** START Material for this exercise **
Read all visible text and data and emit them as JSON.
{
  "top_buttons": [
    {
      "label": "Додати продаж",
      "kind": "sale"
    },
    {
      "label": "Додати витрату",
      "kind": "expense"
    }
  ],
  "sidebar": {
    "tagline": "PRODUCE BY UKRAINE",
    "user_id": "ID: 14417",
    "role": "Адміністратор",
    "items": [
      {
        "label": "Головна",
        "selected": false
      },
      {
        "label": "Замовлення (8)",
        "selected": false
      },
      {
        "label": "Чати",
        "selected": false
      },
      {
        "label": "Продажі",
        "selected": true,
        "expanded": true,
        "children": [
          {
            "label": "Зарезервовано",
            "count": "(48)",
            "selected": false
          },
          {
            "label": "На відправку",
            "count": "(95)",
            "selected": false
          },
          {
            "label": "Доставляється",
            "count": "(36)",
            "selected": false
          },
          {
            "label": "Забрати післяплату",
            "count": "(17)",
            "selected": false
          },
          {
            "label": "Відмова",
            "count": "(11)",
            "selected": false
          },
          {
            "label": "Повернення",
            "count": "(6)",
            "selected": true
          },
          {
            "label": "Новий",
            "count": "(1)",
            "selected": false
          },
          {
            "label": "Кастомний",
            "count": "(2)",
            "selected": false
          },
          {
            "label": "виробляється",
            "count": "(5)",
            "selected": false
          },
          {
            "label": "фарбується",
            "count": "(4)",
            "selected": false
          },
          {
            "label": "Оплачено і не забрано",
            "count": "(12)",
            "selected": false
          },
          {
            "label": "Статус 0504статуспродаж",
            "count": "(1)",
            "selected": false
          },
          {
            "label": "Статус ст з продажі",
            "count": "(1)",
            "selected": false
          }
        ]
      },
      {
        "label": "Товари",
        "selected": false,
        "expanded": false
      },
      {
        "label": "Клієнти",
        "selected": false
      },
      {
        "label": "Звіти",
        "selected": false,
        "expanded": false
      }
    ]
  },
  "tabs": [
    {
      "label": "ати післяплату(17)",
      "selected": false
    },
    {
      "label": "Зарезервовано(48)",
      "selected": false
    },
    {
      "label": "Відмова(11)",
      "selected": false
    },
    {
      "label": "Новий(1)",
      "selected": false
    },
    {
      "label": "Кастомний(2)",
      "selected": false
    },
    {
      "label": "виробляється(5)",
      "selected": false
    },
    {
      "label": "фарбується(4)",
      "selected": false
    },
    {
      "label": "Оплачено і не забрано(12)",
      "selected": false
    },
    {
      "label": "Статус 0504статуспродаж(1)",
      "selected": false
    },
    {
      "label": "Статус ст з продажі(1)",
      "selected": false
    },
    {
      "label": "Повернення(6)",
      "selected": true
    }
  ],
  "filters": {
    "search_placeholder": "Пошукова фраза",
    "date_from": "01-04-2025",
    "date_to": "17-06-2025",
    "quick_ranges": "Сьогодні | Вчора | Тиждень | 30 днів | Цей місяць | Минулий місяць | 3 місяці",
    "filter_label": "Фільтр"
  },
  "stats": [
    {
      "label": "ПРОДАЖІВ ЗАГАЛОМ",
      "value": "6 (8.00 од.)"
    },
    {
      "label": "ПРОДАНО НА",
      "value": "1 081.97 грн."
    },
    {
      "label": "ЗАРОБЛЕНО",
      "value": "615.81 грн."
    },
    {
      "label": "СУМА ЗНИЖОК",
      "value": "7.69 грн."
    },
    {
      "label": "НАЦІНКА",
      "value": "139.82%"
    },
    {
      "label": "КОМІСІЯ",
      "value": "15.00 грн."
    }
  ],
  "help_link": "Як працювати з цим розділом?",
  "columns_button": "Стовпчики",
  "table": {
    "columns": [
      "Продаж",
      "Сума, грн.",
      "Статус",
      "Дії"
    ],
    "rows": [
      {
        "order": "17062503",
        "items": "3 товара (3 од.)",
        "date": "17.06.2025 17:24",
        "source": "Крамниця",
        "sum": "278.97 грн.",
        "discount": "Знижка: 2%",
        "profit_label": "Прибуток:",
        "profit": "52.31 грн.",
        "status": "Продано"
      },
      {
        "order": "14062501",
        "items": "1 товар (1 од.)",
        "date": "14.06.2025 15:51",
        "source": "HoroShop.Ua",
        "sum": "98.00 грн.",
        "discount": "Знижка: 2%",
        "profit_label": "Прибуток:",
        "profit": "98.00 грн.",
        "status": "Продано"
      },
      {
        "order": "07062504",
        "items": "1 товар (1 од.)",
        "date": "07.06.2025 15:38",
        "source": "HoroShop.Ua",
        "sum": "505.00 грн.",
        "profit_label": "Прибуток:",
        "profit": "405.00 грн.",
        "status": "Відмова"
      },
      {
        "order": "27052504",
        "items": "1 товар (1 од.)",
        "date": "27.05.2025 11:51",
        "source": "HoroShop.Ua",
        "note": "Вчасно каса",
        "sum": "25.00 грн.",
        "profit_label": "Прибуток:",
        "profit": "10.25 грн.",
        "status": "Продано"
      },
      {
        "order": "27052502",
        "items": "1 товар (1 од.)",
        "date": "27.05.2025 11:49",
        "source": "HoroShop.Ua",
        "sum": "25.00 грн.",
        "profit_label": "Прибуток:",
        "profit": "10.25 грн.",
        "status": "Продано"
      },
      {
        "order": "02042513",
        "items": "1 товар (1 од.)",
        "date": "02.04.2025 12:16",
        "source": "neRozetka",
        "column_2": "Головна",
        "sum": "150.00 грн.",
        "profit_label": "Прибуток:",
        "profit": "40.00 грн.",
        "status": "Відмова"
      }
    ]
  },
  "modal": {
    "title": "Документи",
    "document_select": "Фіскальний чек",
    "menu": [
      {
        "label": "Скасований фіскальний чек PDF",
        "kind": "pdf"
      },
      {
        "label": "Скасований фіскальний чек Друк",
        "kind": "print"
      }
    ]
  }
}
** END Material for this exercise **
* [Brief]:
Copy every line of the records above that contains "order".

* [Exercise output]:
        "order": "17062503",
        "order": "14062501",
        "order": "07062504",
        "order": "27052504",
        "order": "27052502",
        "order": "02042513",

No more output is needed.